▶ **Stored items from a collection**:
***

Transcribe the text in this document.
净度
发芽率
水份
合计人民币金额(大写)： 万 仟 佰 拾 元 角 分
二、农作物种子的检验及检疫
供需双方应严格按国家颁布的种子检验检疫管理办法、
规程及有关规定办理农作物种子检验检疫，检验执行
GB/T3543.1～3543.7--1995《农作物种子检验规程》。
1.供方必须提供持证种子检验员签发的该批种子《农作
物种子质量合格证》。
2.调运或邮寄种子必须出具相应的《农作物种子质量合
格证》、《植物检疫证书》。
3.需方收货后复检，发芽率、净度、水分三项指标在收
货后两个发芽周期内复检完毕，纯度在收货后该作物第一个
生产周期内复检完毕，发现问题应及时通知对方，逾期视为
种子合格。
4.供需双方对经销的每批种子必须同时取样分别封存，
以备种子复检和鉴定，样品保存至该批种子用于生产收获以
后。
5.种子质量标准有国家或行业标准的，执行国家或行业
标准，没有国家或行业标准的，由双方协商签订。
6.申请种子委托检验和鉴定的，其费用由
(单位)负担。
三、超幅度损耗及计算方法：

***

▶ **PROBLEM DESCRIPTION**: Each line of the listing should be echoed back exactly.

▶ **RESULT FOR THIS EXERCISE**:
Transcribe the text in this document.
净度
发芽率
水份
合计人民币金额(大写)： 万 仟 佰 拾 元 角 分
二、农作物种子的检验及检疫
供需双方应严格按国家颁布的种子检验检疫管理办法、
规程及有关规定办理农作物种子检验检疫，检验执行
GB/T3543.1～3543.7--1995《农作物种子检验规程》。
1.供方必须提供持证种子检验员签发的该批种子《农作
物种子质量合格证》。
2.调运或邮寄种子必须出具相应的《农作物种子质量合
格证》、《植物检疫证书》。
3.需方收货后复检，发芽率、净度、水分三项指标在收
货后两个发芽周期内复检完毕，纯度在收货后该作物第一个
生产周期内复检完毕，发现问题应及时通知对方，逾期视为
种子合格。
4.供需双方对经销的每批种子必须同时取样分别封存，
以备种子复检和鉴定，样品保存至该批种子用于生产收获以
后。
5.种子质量标准有国家或行业标准的，执行国家或行业
标准，没有国家或行业标准的，由双方协商签订。
6.申请种子委托检验和鉴定的，其费用由
(单位)负担。
三、超幅度损耗及计算方法：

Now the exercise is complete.